*任务目标*.
将条目从开头一直到含有“card-label-line2: Album (498, 245, 576, 273)”的那一行（首尾两行均包括在内）以 Markdown 表格的形式给出，设“行号”和“内容”两列，略去空行。

*给定条目*.
——————————

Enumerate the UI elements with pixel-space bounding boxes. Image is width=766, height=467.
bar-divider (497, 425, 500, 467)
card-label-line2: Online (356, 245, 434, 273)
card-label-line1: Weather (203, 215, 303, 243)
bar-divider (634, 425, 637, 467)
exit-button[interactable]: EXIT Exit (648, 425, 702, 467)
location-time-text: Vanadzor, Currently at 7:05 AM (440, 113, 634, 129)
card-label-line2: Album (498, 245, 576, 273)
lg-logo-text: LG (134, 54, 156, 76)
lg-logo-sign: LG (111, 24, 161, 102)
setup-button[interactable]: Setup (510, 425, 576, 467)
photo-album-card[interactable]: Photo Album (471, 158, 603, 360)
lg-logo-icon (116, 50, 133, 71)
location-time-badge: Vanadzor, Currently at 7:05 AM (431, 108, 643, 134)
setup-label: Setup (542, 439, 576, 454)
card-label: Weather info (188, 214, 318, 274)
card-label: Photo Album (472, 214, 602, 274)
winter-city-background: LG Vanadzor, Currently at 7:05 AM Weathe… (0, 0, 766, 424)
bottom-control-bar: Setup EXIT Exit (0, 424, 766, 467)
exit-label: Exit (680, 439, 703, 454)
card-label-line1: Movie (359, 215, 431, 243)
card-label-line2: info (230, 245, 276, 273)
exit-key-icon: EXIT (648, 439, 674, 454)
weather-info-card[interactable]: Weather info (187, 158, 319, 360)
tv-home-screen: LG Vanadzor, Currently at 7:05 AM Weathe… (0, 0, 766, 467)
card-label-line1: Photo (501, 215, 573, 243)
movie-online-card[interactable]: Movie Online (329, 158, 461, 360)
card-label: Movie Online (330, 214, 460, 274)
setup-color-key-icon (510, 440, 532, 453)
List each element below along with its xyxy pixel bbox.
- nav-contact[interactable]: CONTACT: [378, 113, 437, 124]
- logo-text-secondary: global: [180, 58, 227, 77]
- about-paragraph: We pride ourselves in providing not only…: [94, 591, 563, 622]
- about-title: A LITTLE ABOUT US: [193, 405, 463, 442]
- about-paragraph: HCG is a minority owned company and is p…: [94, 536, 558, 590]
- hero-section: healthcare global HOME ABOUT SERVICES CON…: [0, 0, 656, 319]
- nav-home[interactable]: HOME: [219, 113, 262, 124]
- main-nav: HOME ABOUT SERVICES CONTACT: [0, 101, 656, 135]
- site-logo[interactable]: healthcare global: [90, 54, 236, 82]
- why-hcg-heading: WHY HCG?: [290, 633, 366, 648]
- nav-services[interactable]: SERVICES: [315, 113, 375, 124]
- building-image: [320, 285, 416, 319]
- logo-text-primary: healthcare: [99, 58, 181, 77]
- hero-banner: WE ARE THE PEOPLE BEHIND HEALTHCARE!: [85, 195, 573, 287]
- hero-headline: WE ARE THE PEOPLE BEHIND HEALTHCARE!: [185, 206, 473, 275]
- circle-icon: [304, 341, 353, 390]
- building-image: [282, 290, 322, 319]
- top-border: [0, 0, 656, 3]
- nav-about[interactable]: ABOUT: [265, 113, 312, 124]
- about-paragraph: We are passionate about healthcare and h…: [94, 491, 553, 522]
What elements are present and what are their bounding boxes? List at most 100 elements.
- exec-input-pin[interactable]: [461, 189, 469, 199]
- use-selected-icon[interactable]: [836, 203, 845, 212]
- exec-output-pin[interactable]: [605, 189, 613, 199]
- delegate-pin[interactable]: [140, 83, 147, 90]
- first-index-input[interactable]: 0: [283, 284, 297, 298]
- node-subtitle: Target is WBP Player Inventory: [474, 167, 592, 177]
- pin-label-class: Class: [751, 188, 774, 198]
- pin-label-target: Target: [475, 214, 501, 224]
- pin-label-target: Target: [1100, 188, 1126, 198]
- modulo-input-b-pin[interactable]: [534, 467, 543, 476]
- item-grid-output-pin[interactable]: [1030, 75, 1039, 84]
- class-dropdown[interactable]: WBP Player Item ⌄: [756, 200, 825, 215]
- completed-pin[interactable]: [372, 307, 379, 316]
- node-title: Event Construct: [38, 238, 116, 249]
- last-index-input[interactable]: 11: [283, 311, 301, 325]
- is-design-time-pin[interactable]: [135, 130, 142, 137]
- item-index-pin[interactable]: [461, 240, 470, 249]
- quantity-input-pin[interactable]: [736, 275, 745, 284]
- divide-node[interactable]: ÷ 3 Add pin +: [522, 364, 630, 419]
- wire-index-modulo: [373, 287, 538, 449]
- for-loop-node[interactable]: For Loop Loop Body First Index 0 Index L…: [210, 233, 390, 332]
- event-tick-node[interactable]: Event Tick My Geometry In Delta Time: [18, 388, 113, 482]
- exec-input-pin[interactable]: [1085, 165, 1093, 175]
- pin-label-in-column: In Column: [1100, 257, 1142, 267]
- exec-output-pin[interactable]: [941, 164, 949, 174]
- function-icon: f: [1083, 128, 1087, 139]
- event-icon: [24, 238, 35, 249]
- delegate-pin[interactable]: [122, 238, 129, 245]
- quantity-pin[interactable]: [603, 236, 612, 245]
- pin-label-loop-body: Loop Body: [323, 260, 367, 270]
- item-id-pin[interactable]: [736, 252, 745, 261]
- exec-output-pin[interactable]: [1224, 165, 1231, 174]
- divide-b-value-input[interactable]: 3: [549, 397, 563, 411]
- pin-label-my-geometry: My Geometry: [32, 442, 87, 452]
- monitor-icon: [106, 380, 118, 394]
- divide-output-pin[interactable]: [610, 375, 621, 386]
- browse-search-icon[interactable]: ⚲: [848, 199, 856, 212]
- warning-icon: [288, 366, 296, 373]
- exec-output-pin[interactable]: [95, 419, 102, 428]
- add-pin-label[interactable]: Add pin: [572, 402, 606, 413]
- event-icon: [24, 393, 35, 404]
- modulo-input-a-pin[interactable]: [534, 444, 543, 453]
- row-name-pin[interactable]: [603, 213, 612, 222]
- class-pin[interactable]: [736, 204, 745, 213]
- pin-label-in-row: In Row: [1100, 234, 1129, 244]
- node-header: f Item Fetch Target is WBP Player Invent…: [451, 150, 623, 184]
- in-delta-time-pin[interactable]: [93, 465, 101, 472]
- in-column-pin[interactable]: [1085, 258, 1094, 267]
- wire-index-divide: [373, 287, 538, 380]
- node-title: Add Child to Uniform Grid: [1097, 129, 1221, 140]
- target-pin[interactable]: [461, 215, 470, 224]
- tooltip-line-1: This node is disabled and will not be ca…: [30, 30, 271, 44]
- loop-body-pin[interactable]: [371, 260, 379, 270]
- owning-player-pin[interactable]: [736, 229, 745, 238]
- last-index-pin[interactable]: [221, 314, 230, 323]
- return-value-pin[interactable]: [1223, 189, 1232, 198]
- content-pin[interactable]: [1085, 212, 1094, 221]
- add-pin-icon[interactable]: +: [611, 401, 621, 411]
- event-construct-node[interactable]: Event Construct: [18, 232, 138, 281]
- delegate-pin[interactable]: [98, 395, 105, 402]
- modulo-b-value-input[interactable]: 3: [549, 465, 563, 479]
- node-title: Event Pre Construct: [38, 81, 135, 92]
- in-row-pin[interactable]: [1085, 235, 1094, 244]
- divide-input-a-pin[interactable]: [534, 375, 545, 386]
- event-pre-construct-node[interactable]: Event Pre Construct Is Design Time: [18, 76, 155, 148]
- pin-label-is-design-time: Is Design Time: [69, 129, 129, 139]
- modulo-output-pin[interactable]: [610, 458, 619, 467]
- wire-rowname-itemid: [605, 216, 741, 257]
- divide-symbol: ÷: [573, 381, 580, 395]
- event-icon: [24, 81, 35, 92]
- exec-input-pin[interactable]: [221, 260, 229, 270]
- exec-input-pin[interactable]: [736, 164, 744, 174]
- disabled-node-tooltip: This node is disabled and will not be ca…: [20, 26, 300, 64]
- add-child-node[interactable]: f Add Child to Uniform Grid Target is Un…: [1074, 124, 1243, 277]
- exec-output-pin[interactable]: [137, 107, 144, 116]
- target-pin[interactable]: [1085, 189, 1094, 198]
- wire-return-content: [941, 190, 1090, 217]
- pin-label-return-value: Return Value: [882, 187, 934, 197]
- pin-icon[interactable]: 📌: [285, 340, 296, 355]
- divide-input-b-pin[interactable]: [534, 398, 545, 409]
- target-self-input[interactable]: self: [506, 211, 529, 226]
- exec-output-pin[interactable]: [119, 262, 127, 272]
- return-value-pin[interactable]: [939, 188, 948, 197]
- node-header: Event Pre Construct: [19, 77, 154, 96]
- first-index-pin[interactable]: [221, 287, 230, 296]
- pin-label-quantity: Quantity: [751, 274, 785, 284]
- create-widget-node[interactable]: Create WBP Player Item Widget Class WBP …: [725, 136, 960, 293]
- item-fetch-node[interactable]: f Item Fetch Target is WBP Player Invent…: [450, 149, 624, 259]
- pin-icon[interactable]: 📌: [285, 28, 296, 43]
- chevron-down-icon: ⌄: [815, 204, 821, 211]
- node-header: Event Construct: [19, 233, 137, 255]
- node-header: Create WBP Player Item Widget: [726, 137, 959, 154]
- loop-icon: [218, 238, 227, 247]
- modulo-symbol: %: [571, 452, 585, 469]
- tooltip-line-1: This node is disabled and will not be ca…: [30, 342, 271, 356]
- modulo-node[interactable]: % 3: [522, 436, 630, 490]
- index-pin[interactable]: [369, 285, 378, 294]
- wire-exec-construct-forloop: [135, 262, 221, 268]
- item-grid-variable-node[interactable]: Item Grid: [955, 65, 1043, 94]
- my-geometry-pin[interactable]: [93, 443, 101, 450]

——————————

*完成结果*.
| 行号 | 内容 |
|---|---|
| 1 | Enumerate the UI elements with pixel-space bounding boxes. Image is width=766, height=467. |
| 2 | bar-divider (497, 425, 500, 467) |
| 3 | card-label-line2: Online (356, 245, 434, 273) |
| 4 | card-label-line1: Weather (203, 215, 303, 243) |
| 5 | bar-divider (634, 425, 637, 467) |
| 6 | exit-button[interactable]: EXIT Exit (648, 425, 702, 467) |
| 7 | location-time-text: Vanadzor, Currently at 7:05 AM (440, 113, 634, 129) |
| 8 | card-label-line2: Album (498, 245, 576, 273) |